-- BEGIN RECORDED INFORMATION --

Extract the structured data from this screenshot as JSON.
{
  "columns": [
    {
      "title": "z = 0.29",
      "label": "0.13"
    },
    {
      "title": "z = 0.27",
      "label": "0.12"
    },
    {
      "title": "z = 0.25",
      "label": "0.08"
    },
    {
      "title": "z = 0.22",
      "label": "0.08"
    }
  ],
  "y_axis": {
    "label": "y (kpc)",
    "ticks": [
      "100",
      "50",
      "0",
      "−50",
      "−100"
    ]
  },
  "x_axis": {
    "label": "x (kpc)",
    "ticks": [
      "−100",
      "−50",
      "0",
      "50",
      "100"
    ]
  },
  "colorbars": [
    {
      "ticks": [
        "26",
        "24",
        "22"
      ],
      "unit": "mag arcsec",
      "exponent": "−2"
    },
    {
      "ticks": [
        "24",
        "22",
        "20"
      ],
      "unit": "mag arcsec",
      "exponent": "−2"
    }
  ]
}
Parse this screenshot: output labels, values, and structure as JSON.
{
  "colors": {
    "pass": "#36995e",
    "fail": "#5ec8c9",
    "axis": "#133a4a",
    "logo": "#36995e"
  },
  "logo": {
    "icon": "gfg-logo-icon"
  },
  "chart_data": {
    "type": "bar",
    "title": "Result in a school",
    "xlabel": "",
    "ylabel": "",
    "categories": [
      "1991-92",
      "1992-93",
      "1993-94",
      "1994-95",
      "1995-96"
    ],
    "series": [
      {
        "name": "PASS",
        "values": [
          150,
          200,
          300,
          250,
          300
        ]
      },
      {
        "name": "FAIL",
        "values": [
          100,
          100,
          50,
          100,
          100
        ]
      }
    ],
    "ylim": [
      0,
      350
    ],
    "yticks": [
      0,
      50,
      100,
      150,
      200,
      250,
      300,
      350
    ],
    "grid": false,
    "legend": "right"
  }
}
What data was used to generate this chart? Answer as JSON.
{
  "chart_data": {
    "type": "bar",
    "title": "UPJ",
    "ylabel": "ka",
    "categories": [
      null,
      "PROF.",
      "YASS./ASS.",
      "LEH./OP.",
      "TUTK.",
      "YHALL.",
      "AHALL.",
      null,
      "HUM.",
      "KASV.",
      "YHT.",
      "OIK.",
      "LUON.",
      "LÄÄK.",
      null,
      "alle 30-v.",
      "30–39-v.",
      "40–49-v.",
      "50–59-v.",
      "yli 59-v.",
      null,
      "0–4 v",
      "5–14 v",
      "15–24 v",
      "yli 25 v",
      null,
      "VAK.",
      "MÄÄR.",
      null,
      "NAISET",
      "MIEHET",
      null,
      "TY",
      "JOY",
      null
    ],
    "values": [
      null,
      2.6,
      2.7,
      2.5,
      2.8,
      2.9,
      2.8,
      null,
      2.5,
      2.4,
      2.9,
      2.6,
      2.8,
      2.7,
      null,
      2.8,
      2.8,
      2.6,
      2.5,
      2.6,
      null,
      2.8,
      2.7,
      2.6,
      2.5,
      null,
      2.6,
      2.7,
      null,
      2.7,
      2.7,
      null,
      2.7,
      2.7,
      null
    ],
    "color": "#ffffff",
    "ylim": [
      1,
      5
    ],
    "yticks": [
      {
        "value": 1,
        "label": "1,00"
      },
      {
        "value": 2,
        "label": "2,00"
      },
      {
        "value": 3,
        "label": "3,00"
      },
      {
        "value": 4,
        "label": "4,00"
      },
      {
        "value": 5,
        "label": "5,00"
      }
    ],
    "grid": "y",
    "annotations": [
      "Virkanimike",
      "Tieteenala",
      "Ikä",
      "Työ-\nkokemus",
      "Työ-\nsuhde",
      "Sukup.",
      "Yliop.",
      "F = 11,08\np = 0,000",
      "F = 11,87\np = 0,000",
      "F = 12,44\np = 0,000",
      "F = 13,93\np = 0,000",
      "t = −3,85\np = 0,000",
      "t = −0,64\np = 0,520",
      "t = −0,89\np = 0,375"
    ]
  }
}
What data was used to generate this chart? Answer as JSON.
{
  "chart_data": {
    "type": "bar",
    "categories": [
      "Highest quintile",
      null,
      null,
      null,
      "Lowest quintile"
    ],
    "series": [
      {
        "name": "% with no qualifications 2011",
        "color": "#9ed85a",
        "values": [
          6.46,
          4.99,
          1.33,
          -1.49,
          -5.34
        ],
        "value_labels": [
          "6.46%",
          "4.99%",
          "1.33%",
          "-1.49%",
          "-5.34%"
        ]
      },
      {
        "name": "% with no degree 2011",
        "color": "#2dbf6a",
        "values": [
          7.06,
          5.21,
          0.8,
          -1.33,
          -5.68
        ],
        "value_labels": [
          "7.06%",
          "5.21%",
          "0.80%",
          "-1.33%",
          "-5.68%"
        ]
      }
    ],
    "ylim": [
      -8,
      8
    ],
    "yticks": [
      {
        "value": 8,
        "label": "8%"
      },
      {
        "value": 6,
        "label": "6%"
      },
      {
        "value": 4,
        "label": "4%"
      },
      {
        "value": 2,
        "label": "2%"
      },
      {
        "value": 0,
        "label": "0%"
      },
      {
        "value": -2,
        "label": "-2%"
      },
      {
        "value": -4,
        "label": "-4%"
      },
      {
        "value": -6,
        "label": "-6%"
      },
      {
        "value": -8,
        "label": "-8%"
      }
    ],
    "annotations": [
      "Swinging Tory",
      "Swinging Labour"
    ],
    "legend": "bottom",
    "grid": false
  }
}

-- END RECORDED INFORMATION --

- REQUIREMENT -
Using the material above, state how many lines include the string "screenshot". Answer with a single number.

- REPLY -
2